● Your objective
Return all entries precisely as they stand, without the images.

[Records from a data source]

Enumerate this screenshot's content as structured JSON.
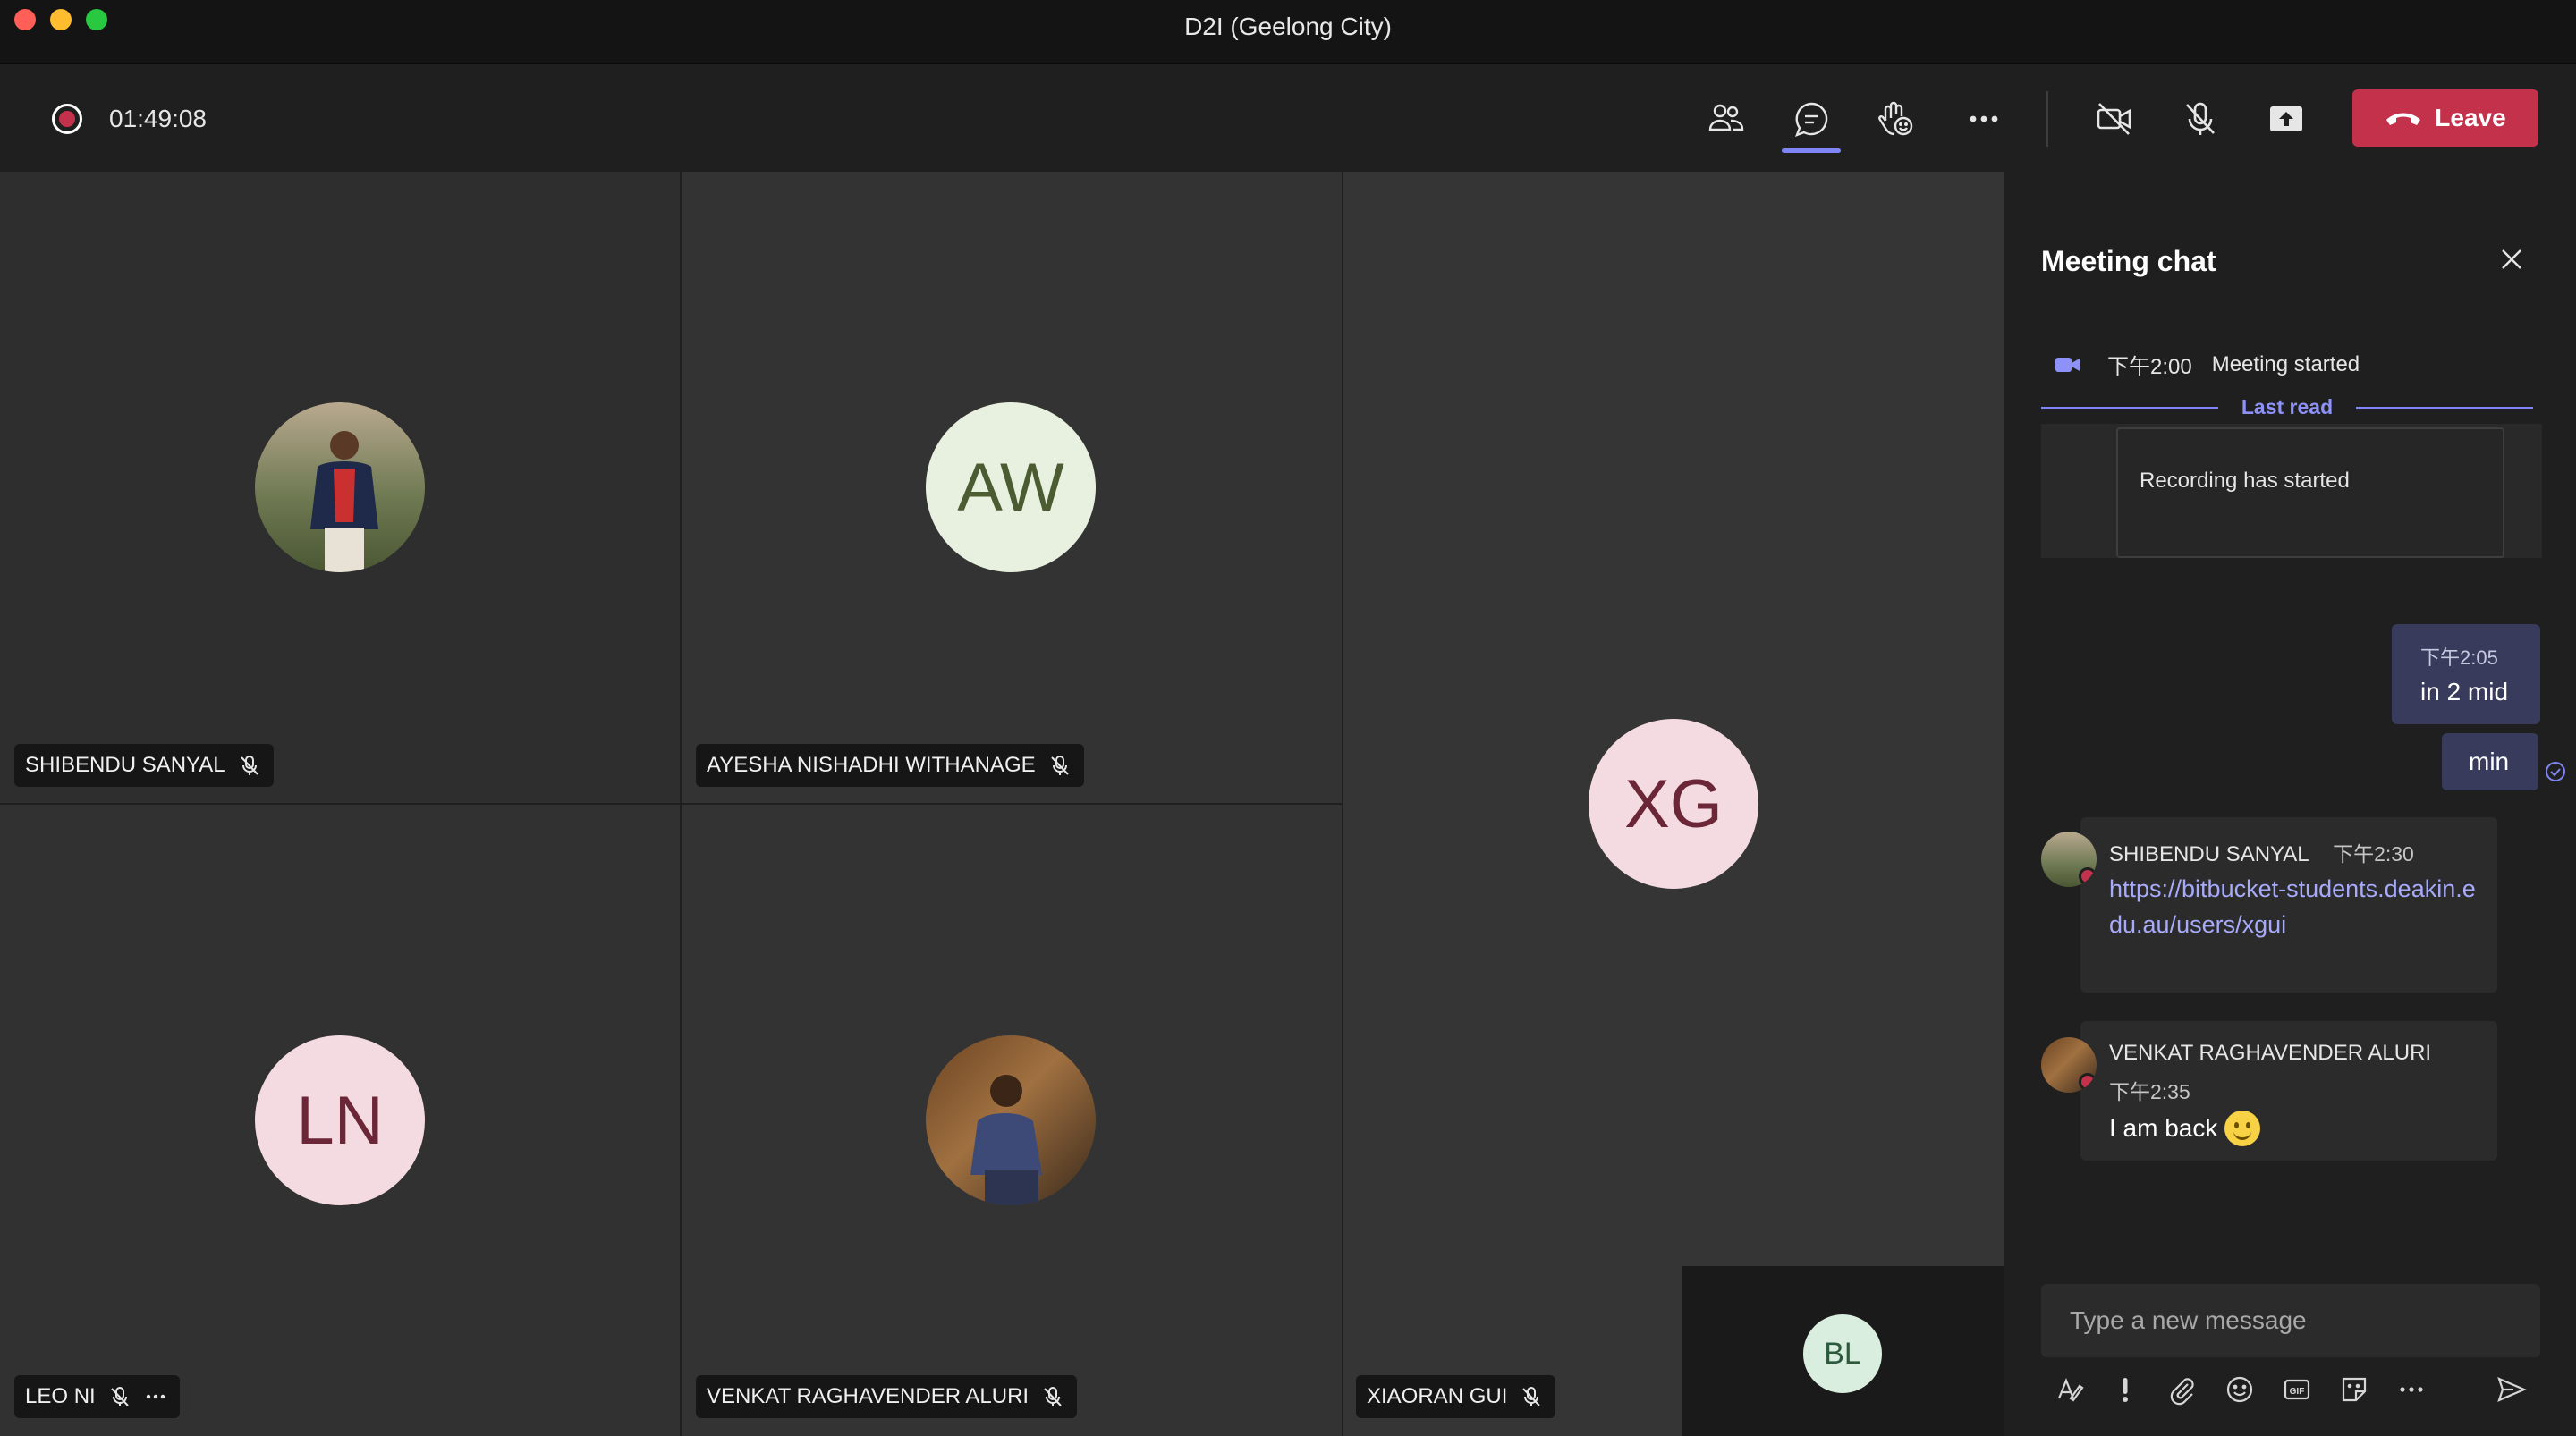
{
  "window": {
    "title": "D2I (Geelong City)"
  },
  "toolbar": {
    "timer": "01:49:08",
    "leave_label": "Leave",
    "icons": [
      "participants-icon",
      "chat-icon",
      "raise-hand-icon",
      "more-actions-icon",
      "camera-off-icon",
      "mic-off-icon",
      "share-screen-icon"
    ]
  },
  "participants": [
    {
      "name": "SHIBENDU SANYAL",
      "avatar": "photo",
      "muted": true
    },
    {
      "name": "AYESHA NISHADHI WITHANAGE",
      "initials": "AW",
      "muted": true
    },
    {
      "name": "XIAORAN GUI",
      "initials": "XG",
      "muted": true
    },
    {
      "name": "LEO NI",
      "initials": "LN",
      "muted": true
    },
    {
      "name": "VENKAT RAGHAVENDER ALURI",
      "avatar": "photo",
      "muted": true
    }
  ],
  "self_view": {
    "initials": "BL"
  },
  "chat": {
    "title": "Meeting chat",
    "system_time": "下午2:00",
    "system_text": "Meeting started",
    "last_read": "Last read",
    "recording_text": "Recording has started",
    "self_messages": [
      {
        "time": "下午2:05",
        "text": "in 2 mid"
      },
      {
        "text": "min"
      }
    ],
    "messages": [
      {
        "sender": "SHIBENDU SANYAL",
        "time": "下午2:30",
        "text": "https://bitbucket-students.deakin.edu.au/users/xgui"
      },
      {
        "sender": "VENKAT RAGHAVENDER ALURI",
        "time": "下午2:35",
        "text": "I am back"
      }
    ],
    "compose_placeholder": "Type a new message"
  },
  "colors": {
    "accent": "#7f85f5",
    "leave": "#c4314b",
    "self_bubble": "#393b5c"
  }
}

● Written solution
Enumerate this screenshot's content as structured JSON.
{
  "window": {
    "title": "D2I (Geelong City)"
  },
  "toolbar": {
    "timer": "01:49:08",
    "leave_label": "Leave",
    "icons": [
      "participants-icon",
      "chat-icon",
      "raise-hand-icon",
      "more-actions-icon",
      "camera-off-icon",
      "mic-off-icon",
      "share-screen-icon"
    ]
  },
  "participants": [
    {
      "name": "SHIBENDU SANYAL",
      "avatar": "photo",
      "muted": true
    },
    {
      "name": "AYESHA NISHADHI WITHANAGE",
      "initials": "AW",
      "muted": true
    },
    {
      "name": "XIAORAN GUI",
      "initials": "XG",
      "muted": true
    },
    {
      "name": "LEO NI",
      "initials": "LN",
      "muted": true
    },
    {
      "name": "VENKAT RAGHAVENDER ALURI",
      "avatar": "photo",
      "muted": true
    }
  ],
  "self_view": {
    "initials": "BL"
  },
  "chat": {
    "title": "Meeting chat",
    "system_time": "下午2:00",
    "system_text": "Meeting started",
    "last_read": "Last read",
    "recording_text": "Recording has started",
    "self_messages": [
      {
        "time": "下午2:05",
        "text": "in 2 mid"
      },
      {
        "text": "min"
      }
    ],
    "messages": [
      {
        "sender": "SHIBENDU SANYAL",
        "time": "下午2:30",
        "text": "https://bitbucket-students.deakin.edu.au/users/xgui"
      },
      {
        "sender": "VENKAT RAGHAVENDER ALURI",
        "time": "下午2:35",
        "text": "I am back"
      }
    ],
    "compose_placeholder": "Type a new message"
  },
  "colors": {
    "accent": "#7f85f5",
    "leave": "#c4314b",
    "self_bubble": "#393b5c"
  }
}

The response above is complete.